** Written problem **
Could every line of the data be printed exactly as it reads?

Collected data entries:

::::

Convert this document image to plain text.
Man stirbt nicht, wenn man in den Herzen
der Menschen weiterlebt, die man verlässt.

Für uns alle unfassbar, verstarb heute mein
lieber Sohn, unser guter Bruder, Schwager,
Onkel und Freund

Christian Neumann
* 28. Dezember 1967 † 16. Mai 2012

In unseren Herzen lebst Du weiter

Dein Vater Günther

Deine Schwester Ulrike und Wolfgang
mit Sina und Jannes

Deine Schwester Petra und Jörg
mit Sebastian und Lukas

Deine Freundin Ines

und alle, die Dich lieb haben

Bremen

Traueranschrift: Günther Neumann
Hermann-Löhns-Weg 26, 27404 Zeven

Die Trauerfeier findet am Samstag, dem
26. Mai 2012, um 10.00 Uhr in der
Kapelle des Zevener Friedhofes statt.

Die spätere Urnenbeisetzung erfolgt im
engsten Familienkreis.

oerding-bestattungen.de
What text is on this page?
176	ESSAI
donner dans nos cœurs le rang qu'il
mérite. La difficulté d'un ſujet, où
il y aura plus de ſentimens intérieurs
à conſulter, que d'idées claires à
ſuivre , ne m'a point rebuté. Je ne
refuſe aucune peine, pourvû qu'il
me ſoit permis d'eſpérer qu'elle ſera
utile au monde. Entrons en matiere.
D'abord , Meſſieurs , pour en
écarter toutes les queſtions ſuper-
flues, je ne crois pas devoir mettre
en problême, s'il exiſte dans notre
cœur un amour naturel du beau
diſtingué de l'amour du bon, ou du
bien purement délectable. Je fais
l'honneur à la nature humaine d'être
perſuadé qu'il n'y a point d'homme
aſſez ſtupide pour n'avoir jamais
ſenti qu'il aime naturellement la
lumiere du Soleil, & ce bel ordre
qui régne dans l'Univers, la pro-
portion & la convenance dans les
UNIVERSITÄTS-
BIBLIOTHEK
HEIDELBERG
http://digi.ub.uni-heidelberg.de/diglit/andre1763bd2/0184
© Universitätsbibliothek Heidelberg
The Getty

::::

** Full solution **
Convert this document image to plain text.
Man stirbt nicht, wenn man in den Herzen
der Menschen weiterlebt, die man verlässt.

Für uns alle unfassbar, verstarb heute mein
lieber Sohn, unser guter Bruder, Schwager,
Onkel und Freund

Christian Neumann
* 28. Dezember 1967 † 16. Mai 2012

In unseren Herzen lebst Du weiter

Dein Vater Günther

Deine Schwester Ulrike und Wolfgang
mit Sina und Jannes

Deine Schwester Petra und Jörg
mit Sebastian und Lukas

Deine Freundin Ines

und alle, die Dich lieb haben

Bremen

Traueranschrift: Günther Neumann
Hermann-Löhns-Weg 26, 27404 Zeven

Die Trauerfeier findet am Samstag, dem
26. Mai 2012, um 10.00 Uhr in der
Kapelle des Zevener Friedhofes statt.

Die spätere Urnenbeisetzung erfolgt im
engsten Familienkreis.

oerding-bestattungen.de
What text is on this page?
176	ESSAI
donner dans nos cœurs le rang qu'il
mérite. La difficulté d'un ſujet, où
il y aura plus de ſentimens intérieurs
à conſulter, que d'idées claires à
ſuivre , ne m'a point rebuté. Je ne
refuſe aucune peine, pourvû qu'il
me ſoit permis d'eſpérer qu'elle ſera
utile au monde. Entrons en matiere.
D'abord , Meſſieurs , pour en
écarter toutes les queſtions ſuper-
flues, je ne crois pas devoir mettre
en problême, s'il exiſte dans notre
cœur un amour naturel du beau
diſtingué de l'amour du bon, ou du
bien purement délectable. Je fais
l'honneur à la nature humaine d'être
perſuadé qu'il n'y a point d'homme
aſſez ſtupide pour n'avoir jamais
ſenti qu'il aime naturellement la
lumiere du Soleil, & ce bel ordre
qui régne dans l'Univers, la pro-
portion & la convenance dans les
UNIVERSITÄTS-
BIBLIOTHEK
HEIDELBERG
http://digi.ub.uni-heidelberg.de/diglit/andre1763bd2/0184
© Universitätsbibliothek Heidelberg
The Getty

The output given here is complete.